TASK TO COMPLETE =>
Look through the data for the string "this". Copy every line where it is found.

DATA TO USE =>

============

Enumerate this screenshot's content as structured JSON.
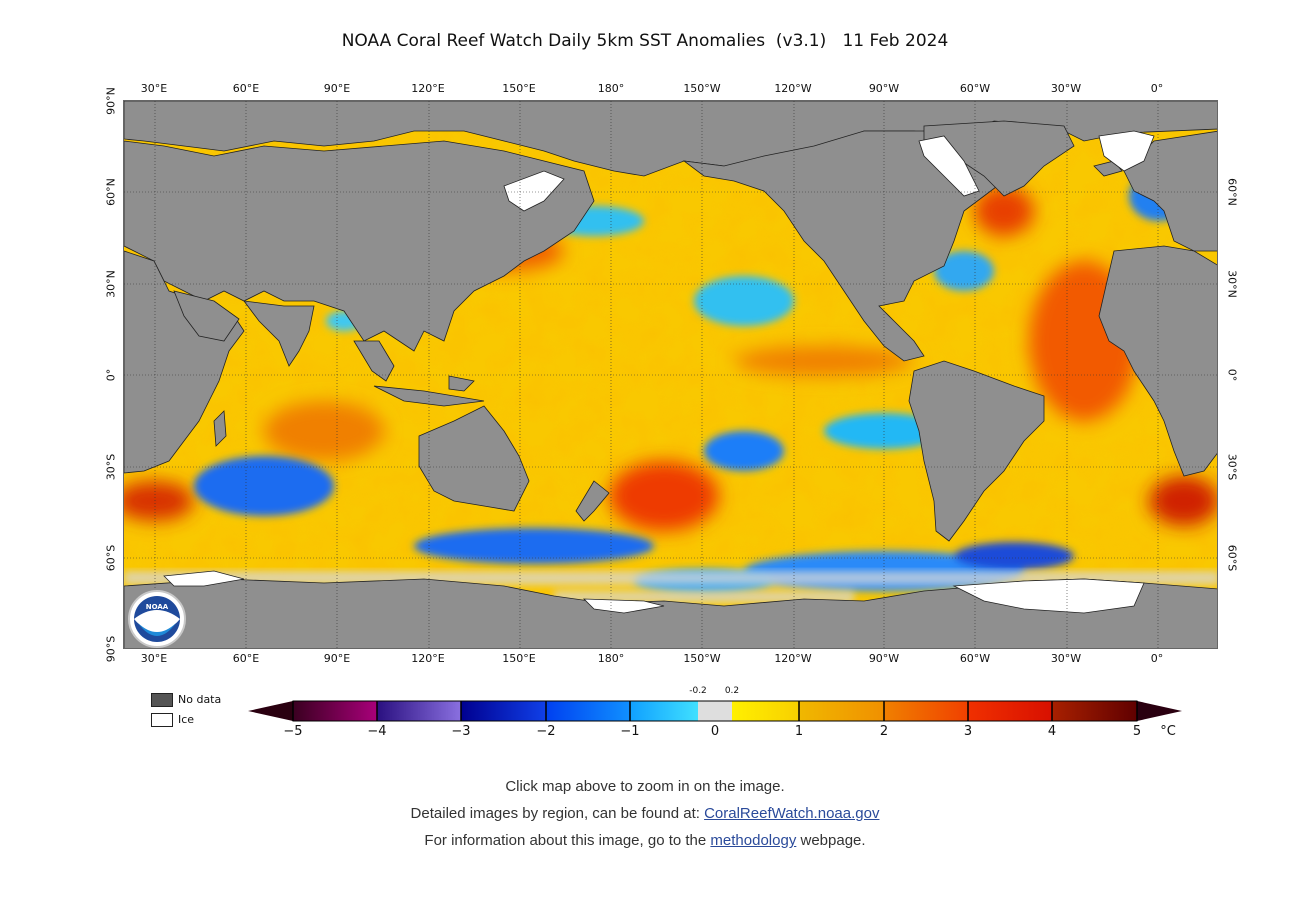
{
  "title": "NOAA Coral Reef Watch Daily 5km SST Anomalies  (v3.1)   11 Feb 2024",
  "map": {
    "lon_labels": [
      "30°E",
      "60°E",
      "90°E",
      "120°E",
      "150°E",
      "180°",
      "150°W",
      "120°W",
      "90°W",
      "60°W",
      "30°W",
      "0°"
    ],
    "lat_labels": [
      "90°N",
      "60°N",
      "30°N",
      "0°",
      "30°S",
      "60°S",
      "90°S"
    ],
    "logo_text": "NOAA",
    "colors": {
      "land": "#8f8f8f",
      "ice": "#ffffff",
      "ocean_base": "#f7c200"
    }
  },
  "legend": {
    "no_data_label": "No data",
    "ice_label": "Ice",
    "no_data_color": "#555555",
    "ice_color": "#ffffff"
  },
  "colorbar": {
    "tick_labels": [
      "−5",
      "−4",
      "−3",
      "−2",
      "−1",
      "0",
      "1",
      "2",
      "3",
      "4",
      "5"
    ],
    "unit": "°C",
    "small_labels": [
      "-0.2",
      "0.2"
    ]
  },
  "footer": {
    "line1": "Click map above to zoom in on the image.",
    "line2_prefix": "Detailed images by region, can be found at: ",
    "line2_link": "CoralReefWatch.noaa.gov",
    "line3_prefix": "For information about this image, go to the ",
    "line3_link": "methodology",
    "line3_suffix": " webpage."
  }
}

============

TASK RESPONSE =>
Enumerate this screenshot's content as structured JSON.
    "line3_prefix": "For information about this image, go to the ",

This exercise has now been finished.